Please quote each of the lines below verbatim, in their original order.

———

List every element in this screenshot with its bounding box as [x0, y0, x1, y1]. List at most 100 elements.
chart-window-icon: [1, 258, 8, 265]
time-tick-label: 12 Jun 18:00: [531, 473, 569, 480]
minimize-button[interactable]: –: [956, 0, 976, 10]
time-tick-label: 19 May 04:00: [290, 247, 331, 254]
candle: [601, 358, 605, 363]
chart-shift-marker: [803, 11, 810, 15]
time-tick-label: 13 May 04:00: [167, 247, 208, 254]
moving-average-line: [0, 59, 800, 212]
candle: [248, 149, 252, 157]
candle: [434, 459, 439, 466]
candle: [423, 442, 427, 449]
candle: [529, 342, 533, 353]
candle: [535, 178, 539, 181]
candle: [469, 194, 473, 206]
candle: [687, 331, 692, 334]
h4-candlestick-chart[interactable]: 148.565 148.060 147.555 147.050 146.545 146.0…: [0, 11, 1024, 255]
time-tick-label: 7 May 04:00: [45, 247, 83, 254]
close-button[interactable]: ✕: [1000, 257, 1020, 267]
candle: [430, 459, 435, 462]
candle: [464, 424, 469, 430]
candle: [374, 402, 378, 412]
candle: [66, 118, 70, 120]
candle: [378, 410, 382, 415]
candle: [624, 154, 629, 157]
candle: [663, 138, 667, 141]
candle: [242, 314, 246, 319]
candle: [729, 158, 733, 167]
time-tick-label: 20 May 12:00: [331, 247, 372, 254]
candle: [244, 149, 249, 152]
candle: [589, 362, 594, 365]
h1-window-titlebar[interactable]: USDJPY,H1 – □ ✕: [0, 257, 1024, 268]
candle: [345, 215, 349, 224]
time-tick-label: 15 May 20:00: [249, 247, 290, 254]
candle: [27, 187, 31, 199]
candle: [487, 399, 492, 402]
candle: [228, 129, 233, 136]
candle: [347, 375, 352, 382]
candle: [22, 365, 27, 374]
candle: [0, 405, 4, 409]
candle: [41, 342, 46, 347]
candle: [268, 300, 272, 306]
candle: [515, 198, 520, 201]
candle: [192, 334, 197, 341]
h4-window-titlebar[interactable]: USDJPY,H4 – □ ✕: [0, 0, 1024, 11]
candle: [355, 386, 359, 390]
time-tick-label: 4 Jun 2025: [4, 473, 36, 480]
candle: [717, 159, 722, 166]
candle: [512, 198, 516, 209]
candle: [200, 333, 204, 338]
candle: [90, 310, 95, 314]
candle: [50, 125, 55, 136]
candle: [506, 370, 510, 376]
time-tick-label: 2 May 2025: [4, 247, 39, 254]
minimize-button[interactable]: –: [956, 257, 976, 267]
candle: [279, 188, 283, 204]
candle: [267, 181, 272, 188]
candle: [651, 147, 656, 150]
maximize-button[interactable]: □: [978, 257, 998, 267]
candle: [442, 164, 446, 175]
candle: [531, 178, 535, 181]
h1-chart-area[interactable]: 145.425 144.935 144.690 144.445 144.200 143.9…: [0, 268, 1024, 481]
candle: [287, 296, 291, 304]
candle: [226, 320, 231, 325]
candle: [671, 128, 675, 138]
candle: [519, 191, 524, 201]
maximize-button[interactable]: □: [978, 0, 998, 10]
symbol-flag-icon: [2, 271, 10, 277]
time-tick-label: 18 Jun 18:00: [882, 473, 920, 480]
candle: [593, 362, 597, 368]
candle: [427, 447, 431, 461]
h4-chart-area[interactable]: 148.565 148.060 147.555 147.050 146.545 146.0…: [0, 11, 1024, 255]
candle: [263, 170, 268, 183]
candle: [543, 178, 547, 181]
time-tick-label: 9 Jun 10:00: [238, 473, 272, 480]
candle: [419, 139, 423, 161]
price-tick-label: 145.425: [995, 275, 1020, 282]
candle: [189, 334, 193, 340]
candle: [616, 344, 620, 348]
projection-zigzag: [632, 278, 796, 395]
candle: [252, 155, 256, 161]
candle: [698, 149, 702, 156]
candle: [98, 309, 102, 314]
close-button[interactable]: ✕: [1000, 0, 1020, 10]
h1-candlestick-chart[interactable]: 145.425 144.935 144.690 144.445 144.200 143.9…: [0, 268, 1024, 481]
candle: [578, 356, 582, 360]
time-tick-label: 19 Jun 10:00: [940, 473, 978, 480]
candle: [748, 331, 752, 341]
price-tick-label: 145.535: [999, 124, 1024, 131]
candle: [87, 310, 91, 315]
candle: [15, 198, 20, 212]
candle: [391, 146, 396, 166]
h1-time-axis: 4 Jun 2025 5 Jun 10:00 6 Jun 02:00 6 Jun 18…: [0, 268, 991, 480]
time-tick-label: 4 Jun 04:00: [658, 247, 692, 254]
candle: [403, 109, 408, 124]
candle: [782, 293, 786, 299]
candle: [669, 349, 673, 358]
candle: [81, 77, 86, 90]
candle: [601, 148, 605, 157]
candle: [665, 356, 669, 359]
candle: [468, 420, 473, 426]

———

REPLY:
List every element in this screenshot with its bounding box as [x0, y0, x1, y1]. List at most 100 elements.
chart-window-icon: [1, 258, 8, 265]
time-tick-label: 12 Jun 18:00: [531, 473, 569, 480]
minimize-button[interactable]: –: [956, 0, 976, 10]
time-tick-label: 19 May 04:00: [290, 247, 331, 254]
candle: [601, 358, 605, 363]
chart-shift-marker: [803, 11, 810, 15]
time-tick-label: 13 May 04:00: [167, 247, 208, 254]
moving-average-line: [0, 59, 800, 212]
candle: [248, 149, 252, 157]
candle: [434, 459, 439, 466]
candle: [423, 442, 427, 449]
candle: [529, 342, 533, 353]
candle: [535, 178, 539, 181]
candle: [469, 194, 473, 206]
candle: [687, 331, 692, 334]
h4-candlestick-chart[interactable]: 148.565 148.060 147.555 147.050 146.545 146.0…: [0, 11, 1024, 255]
time-tick-label: 7 May 04:00: [45, 247, 83, 254]
close-button[interactable]: ✕: [1000, 257, 1020, 267]
candle: [430, 459, 435, 462]
candle: [464, 424, 469, 430]
candle: [374, 402, 378, 412]
candle: [66, 118, 70, 120]
candle: [378, 410, 382, 415]
candle: [624, 154, 629, 157]
candle: [663, 138, 667, 141]
candle: [242, 314, 246, 319]
candle: [729, 158, 733, 167]
time-tick-label: 20 May 12:00: [331, 247, 372, 254]
candle: [244, 149, 249, 152]
candle: [589, 362, 594, 365]
h1-window-titlebar[interactable]: USDJPY,H1 – □ ✕: [0, 257, 1024, 268]
candle: [345, 215, 349, 224]
time-tick-label: 15 May 20:00: [249, 247, 290, 254]
candle: [27, 187, 31, 199]
candle: [487, 399, 492, 402]
candle: [228, 129, 233, 136]
candle: [347, 375, 352, 382]
candle: [22, 365, 27, 374]
candle: [0, 405, 4, 409]
candle: [41, 342, 46, 347]
candle: [268, 300, 272, 306]
candle: [515, 198, 520, 201]
candle: [192, 334, 197, 341]
h4-window-titlebar[interactable]: USDJPY,H4 – □ ✕: [0, 0, 1024, 11]
candle: [355, 386, 359, 390]
time-tick-label: 4 Jun 2025: [4, 473, 36, 480]
candle: [717, 159, 722, 166]
candle: [512, 198, 516, 209]
candle: [200, 333, 204, 338]
candle: [90, 310, 95, 314]
candle: [50, 125, 55, 136]
candle: [506, 370, 510, 376]
time-tick-label: 2 May 2025: [4, 247, 39, 254]
minimize-button[interactable]: –: [956, 257, 976, 267]
candle: [279, 188, 283, 204]
candle: [267, 181, 272, 188]
candle: [651, 147, 656, 150]
maximize-button[interactable]: □: [978, 257, 998, 267]
candle: [442, 164, 446, 175]
candle: [531, 178, 535, 181]
h1-chart-area[interactable]: 145.425 144.935 144.690 144.445 144.200 143.9…: [0, 268, 1024, 481]
candle: [287, 296, 291, 304]
candle: [226, 320, 231, 325]
candle: [671, 128, 675, 138]
candle: [519, 191, 524, 201]
maximize-button[interactable]: □: [978, 0, 998, 10]
symbol-flag-icon: [2, 271, 10, 277]
time-tick-label: 18 Jun 18:00: [882, 473, 920, 480]
candle: [593, 362, 597, 368]
candle: [427, 447, 431, 461]
h4-chart-area[interactable]: 148.565 148.060 147.555 147.050 146.545 146.0…: [0, 11, 1024, 255]
candle: [263, 170, 268, 183]
candle: [543, 178, 547, 181]
time-tick-label: 9 Jun 10:00: [238, 473, 272, 480]
candle: [419, 139, 423, 161]
price-tick-label: 145.425: [995, 275, 1020, 282]
candle: [189, 334, 193, 340]
candle: [616, 344, 620, 348]
projection-zigzag: [632, 278, 796, 395]
candle: [252, 155, 256, 161]
candle: [698, 149, 702, 156]
candle: [98, 309, 102, 314]
close-button[interactable]: ✕: [1000, 0, 1020, 10]
h1-candlestick-chart[interactable]: 145.425 144.935 144.690 144.445 144.200 143.9…: [0, 268, 1024, 481]
candle: [578, 356, 582, 360]
time-tick-label: 19 Jun 10:00: [940, 473, 978, 480]
candle: [748, 331, 752, 341]
price-tick-label: 145.535: [999, 124, 1024, 131]
candle: [87, 310, 91, 315]
candle: [15, 198, 20, 212]
candle: [391, 146, 396, 166]
h1-time-axis: 4 Jun 2025 5 Jun 10:00 6 Jun 02:00 6 Jun 18…: [0, 268, 991, 480]
time-tick-label: 4 Jun 04:00: [658, 247, 692, 254]
candle: [403, 109, 408, 124]
candle: [782, 293, 786, 299]
candle: [669, 349, 673, 358]
candle: [81, 77, 86, 90]
candle: [601, 148, 605, 157]
candle: [665, 356, 669, 359]
candle: [468, 420, 473, 426]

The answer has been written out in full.